Exercise prompt
Pull out every line with the word "ylabel".

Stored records
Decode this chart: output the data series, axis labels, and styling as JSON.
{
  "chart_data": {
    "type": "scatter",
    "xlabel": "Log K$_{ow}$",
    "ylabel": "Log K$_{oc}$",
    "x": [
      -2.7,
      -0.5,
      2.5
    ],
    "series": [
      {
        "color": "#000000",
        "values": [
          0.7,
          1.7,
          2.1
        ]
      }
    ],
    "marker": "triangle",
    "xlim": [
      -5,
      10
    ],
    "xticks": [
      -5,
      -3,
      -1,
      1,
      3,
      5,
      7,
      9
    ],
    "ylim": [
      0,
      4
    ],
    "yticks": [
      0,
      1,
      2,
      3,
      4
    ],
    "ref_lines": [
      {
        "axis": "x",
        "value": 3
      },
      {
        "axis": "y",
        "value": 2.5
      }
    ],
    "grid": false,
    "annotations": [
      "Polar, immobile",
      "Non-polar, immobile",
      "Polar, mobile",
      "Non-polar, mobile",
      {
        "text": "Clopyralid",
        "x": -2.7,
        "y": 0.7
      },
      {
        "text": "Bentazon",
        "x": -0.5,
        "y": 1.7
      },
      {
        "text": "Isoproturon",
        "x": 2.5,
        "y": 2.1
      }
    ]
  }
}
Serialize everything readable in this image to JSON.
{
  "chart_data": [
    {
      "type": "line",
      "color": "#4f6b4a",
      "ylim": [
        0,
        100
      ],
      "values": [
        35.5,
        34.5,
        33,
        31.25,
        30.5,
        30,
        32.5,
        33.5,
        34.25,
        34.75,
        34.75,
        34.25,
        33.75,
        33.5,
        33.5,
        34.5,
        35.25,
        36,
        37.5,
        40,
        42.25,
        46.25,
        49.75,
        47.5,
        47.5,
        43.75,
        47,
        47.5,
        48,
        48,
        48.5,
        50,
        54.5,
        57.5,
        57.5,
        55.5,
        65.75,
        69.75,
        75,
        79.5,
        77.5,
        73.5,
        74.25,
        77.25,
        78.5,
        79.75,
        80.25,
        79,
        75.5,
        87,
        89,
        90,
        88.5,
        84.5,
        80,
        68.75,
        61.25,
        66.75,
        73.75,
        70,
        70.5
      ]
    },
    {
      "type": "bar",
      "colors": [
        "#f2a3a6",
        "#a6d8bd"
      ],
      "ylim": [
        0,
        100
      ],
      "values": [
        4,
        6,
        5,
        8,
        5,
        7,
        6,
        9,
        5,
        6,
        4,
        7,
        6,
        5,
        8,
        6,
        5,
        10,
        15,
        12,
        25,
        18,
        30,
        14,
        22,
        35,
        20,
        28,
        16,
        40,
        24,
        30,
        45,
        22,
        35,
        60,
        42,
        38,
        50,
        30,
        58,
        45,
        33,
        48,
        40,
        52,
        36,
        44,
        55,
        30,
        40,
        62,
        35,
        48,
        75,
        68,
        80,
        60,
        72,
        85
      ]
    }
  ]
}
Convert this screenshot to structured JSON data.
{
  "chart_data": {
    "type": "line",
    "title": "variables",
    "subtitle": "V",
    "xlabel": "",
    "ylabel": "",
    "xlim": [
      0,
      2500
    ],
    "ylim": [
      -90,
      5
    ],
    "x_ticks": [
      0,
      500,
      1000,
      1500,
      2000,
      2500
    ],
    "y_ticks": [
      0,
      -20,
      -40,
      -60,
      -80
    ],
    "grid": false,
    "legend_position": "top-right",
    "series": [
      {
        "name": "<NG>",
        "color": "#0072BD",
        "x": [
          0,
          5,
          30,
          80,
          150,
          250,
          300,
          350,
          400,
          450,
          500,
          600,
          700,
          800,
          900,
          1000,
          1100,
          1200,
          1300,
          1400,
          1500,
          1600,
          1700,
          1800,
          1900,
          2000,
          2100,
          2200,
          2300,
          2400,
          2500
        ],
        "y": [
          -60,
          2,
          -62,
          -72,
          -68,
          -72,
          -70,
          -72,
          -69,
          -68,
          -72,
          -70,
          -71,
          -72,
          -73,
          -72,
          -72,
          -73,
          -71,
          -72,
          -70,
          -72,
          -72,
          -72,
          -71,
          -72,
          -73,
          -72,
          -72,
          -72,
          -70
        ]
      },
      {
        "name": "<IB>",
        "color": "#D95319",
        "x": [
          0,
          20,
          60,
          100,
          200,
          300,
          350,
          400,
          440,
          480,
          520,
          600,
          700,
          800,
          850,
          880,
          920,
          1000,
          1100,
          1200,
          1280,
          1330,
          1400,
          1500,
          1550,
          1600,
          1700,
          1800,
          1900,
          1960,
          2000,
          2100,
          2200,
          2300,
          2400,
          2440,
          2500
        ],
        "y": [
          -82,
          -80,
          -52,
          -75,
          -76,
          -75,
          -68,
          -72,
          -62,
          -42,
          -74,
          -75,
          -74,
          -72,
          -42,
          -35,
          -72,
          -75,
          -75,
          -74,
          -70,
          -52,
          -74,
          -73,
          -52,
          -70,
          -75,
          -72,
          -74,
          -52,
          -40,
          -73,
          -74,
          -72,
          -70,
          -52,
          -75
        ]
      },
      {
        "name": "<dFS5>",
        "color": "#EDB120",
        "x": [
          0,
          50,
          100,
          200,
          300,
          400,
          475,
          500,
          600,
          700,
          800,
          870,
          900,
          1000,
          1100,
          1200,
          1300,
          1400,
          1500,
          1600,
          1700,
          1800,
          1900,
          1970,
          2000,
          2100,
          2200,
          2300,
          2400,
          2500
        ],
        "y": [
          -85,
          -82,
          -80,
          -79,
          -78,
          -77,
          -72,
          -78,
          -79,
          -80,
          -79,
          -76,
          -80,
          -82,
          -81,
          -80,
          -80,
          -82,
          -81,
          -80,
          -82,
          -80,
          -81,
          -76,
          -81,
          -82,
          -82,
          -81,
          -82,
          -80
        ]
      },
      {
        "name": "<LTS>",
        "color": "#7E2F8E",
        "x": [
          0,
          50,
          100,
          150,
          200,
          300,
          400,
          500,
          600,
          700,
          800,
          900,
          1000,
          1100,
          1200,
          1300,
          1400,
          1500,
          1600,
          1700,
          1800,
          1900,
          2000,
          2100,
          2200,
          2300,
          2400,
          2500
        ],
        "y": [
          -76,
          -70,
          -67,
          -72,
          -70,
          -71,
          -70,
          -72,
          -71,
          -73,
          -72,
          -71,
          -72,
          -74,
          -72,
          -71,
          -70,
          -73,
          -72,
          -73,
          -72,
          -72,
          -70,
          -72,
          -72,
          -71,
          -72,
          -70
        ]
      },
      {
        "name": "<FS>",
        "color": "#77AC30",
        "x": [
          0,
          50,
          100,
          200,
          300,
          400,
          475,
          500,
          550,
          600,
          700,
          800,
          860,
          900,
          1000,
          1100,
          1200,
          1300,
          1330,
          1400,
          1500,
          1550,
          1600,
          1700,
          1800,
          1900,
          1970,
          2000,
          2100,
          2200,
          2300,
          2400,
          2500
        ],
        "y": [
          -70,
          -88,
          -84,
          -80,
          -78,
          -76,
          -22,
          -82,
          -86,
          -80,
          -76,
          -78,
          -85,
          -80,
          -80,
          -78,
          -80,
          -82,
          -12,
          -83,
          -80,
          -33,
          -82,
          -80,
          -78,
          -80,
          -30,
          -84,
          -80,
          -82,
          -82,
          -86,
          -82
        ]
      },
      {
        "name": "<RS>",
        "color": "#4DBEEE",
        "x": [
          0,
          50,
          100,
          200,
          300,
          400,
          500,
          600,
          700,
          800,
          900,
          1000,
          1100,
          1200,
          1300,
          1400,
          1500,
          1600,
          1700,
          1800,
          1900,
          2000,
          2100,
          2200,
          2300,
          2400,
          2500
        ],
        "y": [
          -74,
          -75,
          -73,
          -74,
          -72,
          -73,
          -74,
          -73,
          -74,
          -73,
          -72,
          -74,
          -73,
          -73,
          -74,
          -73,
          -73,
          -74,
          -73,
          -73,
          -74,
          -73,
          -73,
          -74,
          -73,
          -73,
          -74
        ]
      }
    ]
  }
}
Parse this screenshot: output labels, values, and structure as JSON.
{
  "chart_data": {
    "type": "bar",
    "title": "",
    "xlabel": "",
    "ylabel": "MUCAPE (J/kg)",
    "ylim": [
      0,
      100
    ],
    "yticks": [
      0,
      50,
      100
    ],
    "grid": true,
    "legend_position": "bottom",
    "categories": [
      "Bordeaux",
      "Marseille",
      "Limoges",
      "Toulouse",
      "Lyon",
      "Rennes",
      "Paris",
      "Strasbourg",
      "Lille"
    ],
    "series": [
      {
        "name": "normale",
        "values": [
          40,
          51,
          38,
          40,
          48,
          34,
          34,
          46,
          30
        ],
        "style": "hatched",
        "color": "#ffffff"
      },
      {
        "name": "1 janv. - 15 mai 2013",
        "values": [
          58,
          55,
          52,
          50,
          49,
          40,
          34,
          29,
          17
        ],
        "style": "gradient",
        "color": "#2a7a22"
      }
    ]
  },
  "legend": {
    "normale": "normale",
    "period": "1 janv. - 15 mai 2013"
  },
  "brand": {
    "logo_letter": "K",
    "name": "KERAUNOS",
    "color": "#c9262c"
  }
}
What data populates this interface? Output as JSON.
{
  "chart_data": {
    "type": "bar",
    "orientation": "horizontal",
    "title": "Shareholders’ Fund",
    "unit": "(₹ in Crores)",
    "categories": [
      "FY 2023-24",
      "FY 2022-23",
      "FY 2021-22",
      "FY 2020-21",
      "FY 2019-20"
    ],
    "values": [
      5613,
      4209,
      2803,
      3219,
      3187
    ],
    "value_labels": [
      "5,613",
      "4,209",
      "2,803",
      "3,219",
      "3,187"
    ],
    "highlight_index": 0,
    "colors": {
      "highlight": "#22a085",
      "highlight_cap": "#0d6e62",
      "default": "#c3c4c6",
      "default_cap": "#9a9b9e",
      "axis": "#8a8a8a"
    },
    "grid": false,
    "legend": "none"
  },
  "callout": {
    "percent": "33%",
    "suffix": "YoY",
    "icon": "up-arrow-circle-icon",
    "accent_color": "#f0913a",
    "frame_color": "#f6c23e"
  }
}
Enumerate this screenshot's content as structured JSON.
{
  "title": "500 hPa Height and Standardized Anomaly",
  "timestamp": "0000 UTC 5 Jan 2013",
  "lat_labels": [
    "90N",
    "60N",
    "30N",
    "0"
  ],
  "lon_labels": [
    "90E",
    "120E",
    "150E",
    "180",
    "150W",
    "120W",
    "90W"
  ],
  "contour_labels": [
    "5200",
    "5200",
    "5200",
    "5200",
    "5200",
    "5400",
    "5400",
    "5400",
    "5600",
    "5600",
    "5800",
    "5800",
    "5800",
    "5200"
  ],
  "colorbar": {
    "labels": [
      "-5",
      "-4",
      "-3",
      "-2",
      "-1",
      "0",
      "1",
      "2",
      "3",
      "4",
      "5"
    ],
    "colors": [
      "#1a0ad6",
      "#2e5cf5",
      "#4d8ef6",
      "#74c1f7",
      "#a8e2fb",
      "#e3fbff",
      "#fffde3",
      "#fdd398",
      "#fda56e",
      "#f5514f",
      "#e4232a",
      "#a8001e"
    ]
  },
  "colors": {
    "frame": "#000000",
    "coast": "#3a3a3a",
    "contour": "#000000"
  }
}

Task response
    "ylabel": "Log K$_{oc}$",
    "ylabel": "",
    "ylabel": "MUCAPE (J/kg)",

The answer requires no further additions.